▼▼▼
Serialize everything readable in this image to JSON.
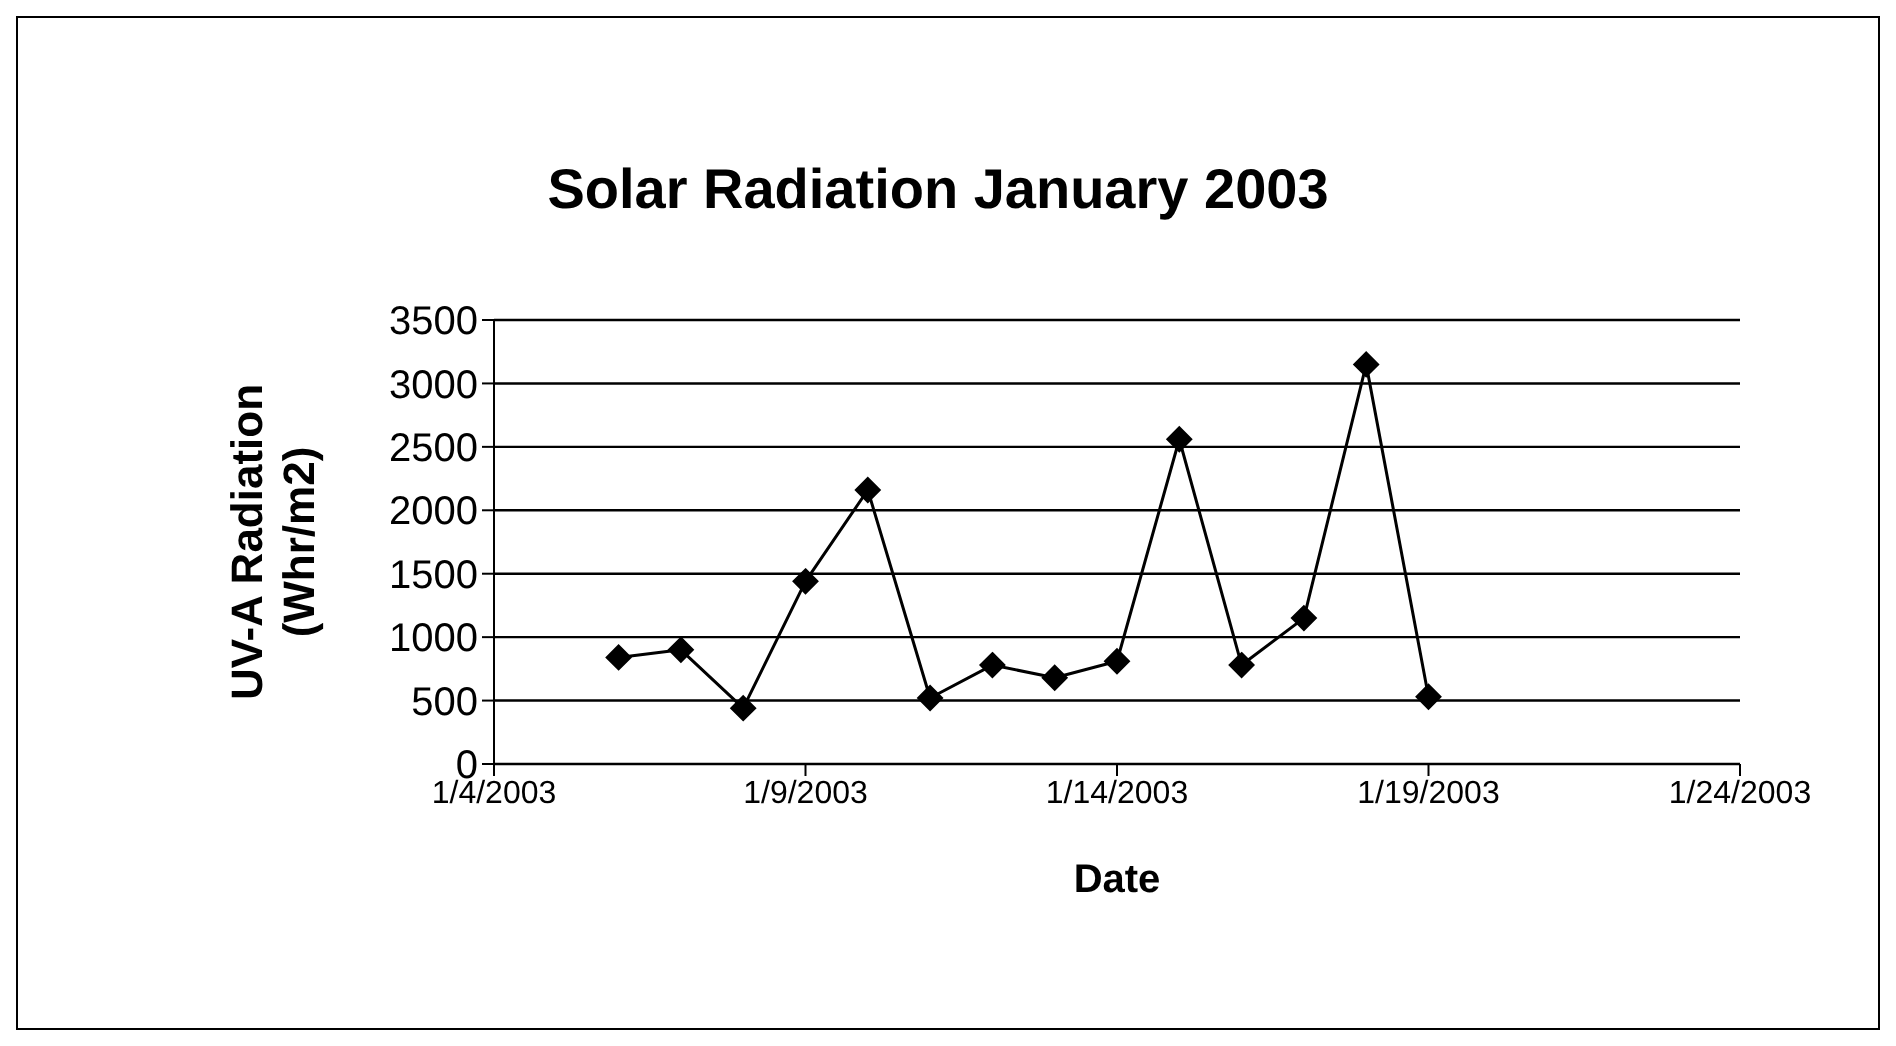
{
  "chart_data": {
    "type": "line",
    "title": "Solar Radiation January 2003",
    "xlabel": "Date",
    "ylabel": "UV-A Radiation (Whr/m2)",
    "x": [
      "2003-01-06",
      "2003-01-07",
      "2003-01-08",
      "2003-01-09",
      "2003-01-10",
      "2003-01-11",
      "2003-01-12",
      "2003-01-13",
      "2003-01-14",
      "2003-01-15",
      "2003-01-16",
      "2003-01-17",
      "2003-01-18",
      "2003-01-19"
    ],
    "series": [
      {
        "color": "#000000",
        "values": [
          840,
          900,
          440,
          1440,
          2160,
          520,
          780,
          680,
          810,
          2560,
          780,
          1150,
          3150,
          530
        ]
      }
    ],
    "xlim": [
      "2003-01-04",
      "2003-01-24"
    ],
    "xticks": [
      {
        "value": "2003-01-04",
        "label": "1/4/2003"
      },
      {
        "value": "2003-01-09",
        "label": "1/9/2003"
      },
      {
        "value": "2003-01-14",
        "label": "1/14/2003"
      },
      {
        "value": "2003-01-19",
        "label": "1/19/2003"
      },
      {
        "value": "2003-01-24",
        "label": "1/24/2003"
      }
    ],
    "ylim": [
      0,
      3500
    ],
    "yticks": [
      0,
      500,
      1000,
      1500,
      2000,
      2500,
      3000,
      3500
    ],
    "grid": "y",
    "marker": "diamond",
    "line_style": "solid"
  }
}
▲▲▲
Exercise goal: Leaving the pictures aside, transcribe the entire listing exactly.

Answer to the exercise:
Serialize everything readable in this image to JSON.
{
  "chart_data": {
    "type": "line",
    "title": "Solar Radiation January 2003",
    "xlabel": "Date",
    "ylabel": "UV-A Radiation (Whr/m2)",
    "x": [
      "2003-01-06",
      "2003-01-07",
      "2003-01-08",
      "2003-01-09",
      "2003-01-10",
      "2003-01-11",
      "2003-01-12",
      "2003-01-13",
      "2003-01-14",
      "2003-01-15",
      "2003-01-16",
      "2003-01-17",
      "2003-01-18",
      "2003-01-19"
    ],
    "series": [
      {
        "color": "#000000",
        "values": [
          840,
          900,
          440,
          1440,
          2160,
          520,
          780,
          680,
          810,
          2560,
          780,
          1150,
          3150,
          530
        ]
      }
    ],
    "xlim": [
      "2003-01-04",
      "2003-01-24"
    ],
    "xticks": [
      {
        "value": "2003-01-04",
        "label": "1/4/2003"
      },
      {
        "value": "2003-01-09",
        "label": "1/9/2003"
      },
      {
        "value": "2003-01-14",
        "label": "1/14/2003"
      },
      {
        "value": "2003-01-19",
        "label": "1/19/2003"
      },
      {
        "value": "2003-01-24",
        "label": "1/24/2003"
      }
    ],
    "ylim": [
      0,
      3500
    ],
    "yticks": [
      0,
      500,
      1000,
      1500,
      2000,
      2500,
      3000,
      3500
    ],
    "grid": "y",
    "marker": "diamond",
    "line_style": "solid"
  }
}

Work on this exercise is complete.